Reproduce each entry exactly.

★ ★ ★

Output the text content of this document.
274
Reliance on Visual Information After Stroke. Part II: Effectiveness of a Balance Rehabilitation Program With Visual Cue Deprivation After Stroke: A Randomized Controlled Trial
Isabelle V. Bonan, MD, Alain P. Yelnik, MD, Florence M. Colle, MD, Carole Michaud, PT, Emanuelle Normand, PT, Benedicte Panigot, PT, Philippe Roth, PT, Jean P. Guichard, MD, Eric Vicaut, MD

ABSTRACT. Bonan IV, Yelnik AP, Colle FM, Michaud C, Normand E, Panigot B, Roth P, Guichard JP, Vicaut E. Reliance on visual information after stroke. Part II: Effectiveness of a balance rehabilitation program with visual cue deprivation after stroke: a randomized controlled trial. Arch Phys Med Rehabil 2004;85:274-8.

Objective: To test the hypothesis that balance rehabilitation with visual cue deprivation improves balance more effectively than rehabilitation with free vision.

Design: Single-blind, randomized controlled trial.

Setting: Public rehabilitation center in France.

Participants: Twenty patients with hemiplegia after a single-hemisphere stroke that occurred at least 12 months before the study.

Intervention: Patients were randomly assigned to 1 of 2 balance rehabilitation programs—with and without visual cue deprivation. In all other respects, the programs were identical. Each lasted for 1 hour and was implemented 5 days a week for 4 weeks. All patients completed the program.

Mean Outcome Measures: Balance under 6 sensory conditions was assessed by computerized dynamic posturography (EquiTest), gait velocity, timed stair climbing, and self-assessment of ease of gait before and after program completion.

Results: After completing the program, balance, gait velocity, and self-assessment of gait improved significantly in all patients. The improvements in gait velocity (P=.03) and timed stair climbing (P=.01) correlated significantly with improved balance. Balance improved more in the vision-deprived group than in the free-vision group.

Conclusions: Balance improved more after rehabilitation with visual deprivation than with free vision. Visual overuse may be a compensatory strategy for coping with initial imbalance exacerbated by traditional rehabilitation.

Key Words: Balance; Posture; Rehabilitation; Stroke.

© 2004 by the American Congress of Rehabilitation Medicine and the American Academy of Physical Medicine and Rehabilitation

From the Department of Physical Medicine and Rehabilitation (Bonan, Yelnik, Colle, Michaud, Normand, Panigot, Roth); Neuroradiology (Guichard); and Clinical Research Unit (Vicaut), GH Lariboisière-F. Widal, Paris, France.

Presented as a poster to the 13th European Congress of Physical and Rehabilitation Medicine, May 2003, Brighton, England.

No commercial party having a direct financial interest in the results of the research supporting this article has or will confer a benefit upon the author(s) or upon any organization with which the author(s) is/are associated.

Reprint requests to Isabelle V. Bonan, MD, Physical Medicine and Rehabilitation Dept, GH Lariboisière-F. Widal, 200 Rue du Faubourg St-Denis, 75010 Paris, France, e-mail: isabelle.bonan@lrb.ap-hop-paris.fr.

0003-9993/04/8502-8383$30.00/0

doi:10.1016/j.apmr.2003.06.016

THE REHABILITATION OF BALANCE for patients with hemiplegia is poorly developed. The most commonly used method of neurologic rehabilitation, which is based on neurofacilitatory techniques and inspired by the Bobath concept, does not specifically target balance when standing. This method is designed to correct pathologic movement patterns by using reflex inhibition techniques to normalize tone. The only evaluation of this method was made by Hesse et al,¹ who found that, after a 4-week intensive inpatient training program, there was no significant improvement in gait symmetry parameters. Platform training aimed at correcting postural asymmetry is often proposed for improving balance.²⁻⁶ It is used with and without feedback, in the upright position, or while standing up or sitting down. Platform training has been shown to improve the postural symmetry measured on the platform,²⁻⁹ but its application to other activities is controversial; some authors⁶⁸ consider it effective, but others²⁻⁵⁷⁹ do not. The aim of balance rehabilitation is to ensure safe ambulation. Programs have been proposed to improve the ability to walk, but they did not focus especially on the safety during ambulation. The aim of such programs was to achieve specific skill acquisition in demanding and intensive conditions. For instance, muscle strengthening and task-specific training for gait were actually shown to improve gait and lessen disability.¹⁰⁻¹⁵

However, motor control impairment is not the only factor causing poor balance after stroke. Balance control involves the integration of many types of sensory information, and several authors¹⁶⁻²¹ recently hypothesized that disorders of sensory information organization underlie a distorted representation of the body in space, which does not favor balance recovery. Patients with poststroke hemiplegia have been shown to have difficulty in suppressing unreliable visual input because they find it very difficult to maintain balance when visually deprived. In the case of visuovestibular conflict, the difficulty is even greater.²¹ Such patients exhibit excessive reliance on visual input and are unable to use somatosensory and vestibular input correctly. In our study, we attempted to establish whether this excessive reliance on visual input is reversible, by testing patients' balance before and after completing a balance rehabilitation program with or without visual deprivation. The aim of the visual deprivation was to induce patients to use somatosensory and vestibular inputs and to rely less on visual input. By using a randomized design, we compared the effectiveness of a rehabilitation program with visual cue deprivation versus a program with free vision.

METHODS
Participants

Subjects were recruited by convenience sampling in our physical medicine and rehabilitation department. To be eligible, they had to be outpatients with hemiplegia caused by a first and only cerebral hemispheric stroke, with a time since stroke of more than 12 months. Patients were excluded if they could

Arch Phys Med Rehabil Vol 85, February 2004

★ ★ ★

- [SOLUTION BELOW]
Output the text content of this document.
274
Reliance on Visual Information After Stroke. Part II: Effectiveness of a Balance Rehabilitation Program With Visual Cue Deprivation After Stroke: A Randomized Controlled Trial
Isabelle V. Bonan, MD, Alain P. Yelnik, MD, Florence M. Colle, MD, Carole Michaud, PT, Emanuelle Normand, PT, Benedicte Panigot, PT, Philippe Roth, PT, Jean P. Guichard, MD, Eric Vicaut, MD

ABSTRACT. Bonan IV, Yelnik AP, Colle FM, Michaud C, Normand E, Panigot B, Roth P, Guichard JP, Vicaut E. Reliance on visual information after stroke. Part II: Effectiveness of a balance rehabilitation program with visual cue deprivation after stroke: a randomized controlled trial. Arch Phys Med Rehabil 2004;85:274-8.

Objective: To test the hypothesis that balance rehabilitation with visual cue deprivation improves balance more effectively than rehabilitation with free vision.

Design: Single-blind, randomized controlled trial.

Setting: Public rehabilitation center in France.

Participants: Twenty patients with hemiplegia after a single-hemisphere stroke that occurred at least 12 months before the study.

Intervention: Patients were randomly assigned to 1 of 2 balance rehabilitation programs—with and without visual cue deprivation. In all other respects, the programs were identical. Each lasted for 1 hour and was implemented 5 days a week for 4 weeks. All patients completed the program.

Mean Outcome Measures: Balance under 6 sensory conditions was assessed by computerized dynamic posturography (EquiTest), gait velocity, timed stair climbing, and self-assessment of ease of gait before and after program completion.

Results: After completing the program, balance, gait velocity, and self-assessment of gait improved significantly in all patients. The improvements in gait velocity (P=.03) and timed stair climbing (P=.01) correlated significantly with improved balance. Balance improved more in the vision-deprived group than in the free-vision group.

Conclusions: Balance improved more after rehabilitation with visual deprivation than with free vision. Visual overuse may be a compensatory strategy for coping with initial imbalance exacerbated by traditional rehabilitation.

Key Words: Balance; Posture; Rehabilitation; Stroke.

© 2004 by the American Congress of Rehabilitation Medicine and the American Academy of Physical Medicine and Rehabilitation

From the Department of Physical Medicine and Rehabilitation (Bonan, Yelnik, Colle, Michaud, Normand, Panigot, Roth); Neuroradiology (Guichard); and Clinical Research Unit (Vicaut), GH Lariboisière-F. Widal, Paris, France.

Presented as a poster to the 13th European Congress of Physical and Rehabilitation Medicine, May 2003, Brighton, England.

No commercial party having a direct financial interest in the results of the research supporting this article has or will confer a benefit upon the author(s) or upon any organization with which the author(s) is/are associated.

Reprint requests to Isabelle V. Bonan, MD, Physical Medicine and Rehabilitation Dept, GH Lariboisière-F. Widal, 200 Rue du Faubourg St-Denis, 75010 Paris, France, e-mail: isabelle.bonan@lrb.ap-hop-paris.fr.

0003-9993/04/8502-8383$30.00/0

doi:10.1016/j.apmr.2003.06.016

THE REHABILITATION OF BALANCE for patients with hemiplegia is poorly developed. The most commonly used method of neurologic rehabilitation, which is based on neurofacilitatory techniques and inspired by the Bobath concept, does not specifically target balance when standing. This method is designed to correct pathologic movement patterns by using reflex inhibition techniques to normalize tone. The only evaluation of this method was made by Hesse et al,¹ who found that, after a 4-week intensive inpatient training program, there was no significant improvement in gait symmetry parameters. Platform training aimed at correcting postural asymmetry is often proposed for improving balance.²⁻⁶ It is used with and without feedback, in the upright position, or while standing up or sitting down. Platform training has been shown to improve the postural symmetry measured on the platform,²⁻⁹ but its application to other activities is controversial; some authors⁶⁸ consider it effective, but others²⁻⁵⁷⁹ do not. The aim of balance rehabilitation is to ensure safe ambulation. Programs have been proposed to improve the ability to walk, but they did not focus especially on the safety during ambulation. The aim of such programs was to achieve specific skill acquisition in demanding and intensive conditions. For instance, muscle strengthening and task-specific training for gait were actually shown to improve gait and lessen disability.¹⁰⁻¹⁵

However, motor control impairment is not the only factor causing poor balance after stroke. Balance control involves the integration of many types of sensory information, and several authors¹⁶⁻²¹ recently hypothesized that disorders of sensory information organization underlie a distorted representation of the body in space, which does not favor balance recovery. Patients with poststroke hemiplegia have been shown to have difficulty in suppressing unreliable visual input because they find it very difficult to maintain balance when visually deprived. In the case of visuovestibular conflict, the difficulty is even greater.²¹ Such patients exhibit excessive reliance on visual input and are unable to use somatosensory and vestibular input correctly. In our study, we attempted to establish whether this excessive reliance on visual input is reversible, by testing patients' balance before and after completing a balance rehabilitation program with or without visual deprivation. The aim of the visual deprivation was to induce patients to use somatosensory and vestibular inputs and to rely less on visual input. By using a randomized design, we compared the effectiveness of a rehabilitation program with visual cue deprivation versus a program with free vision.

METHODS
Participants

Subjects were recruited by convenience sampling in our physical medicine and rehabilitation department. To be eligible, they had to be outpatients with hemiplegia caused by a first and only cerebral hemispheric stroke, with a time since stroke of more than 12 months. Patients were excluded if they could

Arch Phys Med Rehabil Vol 85, February 2004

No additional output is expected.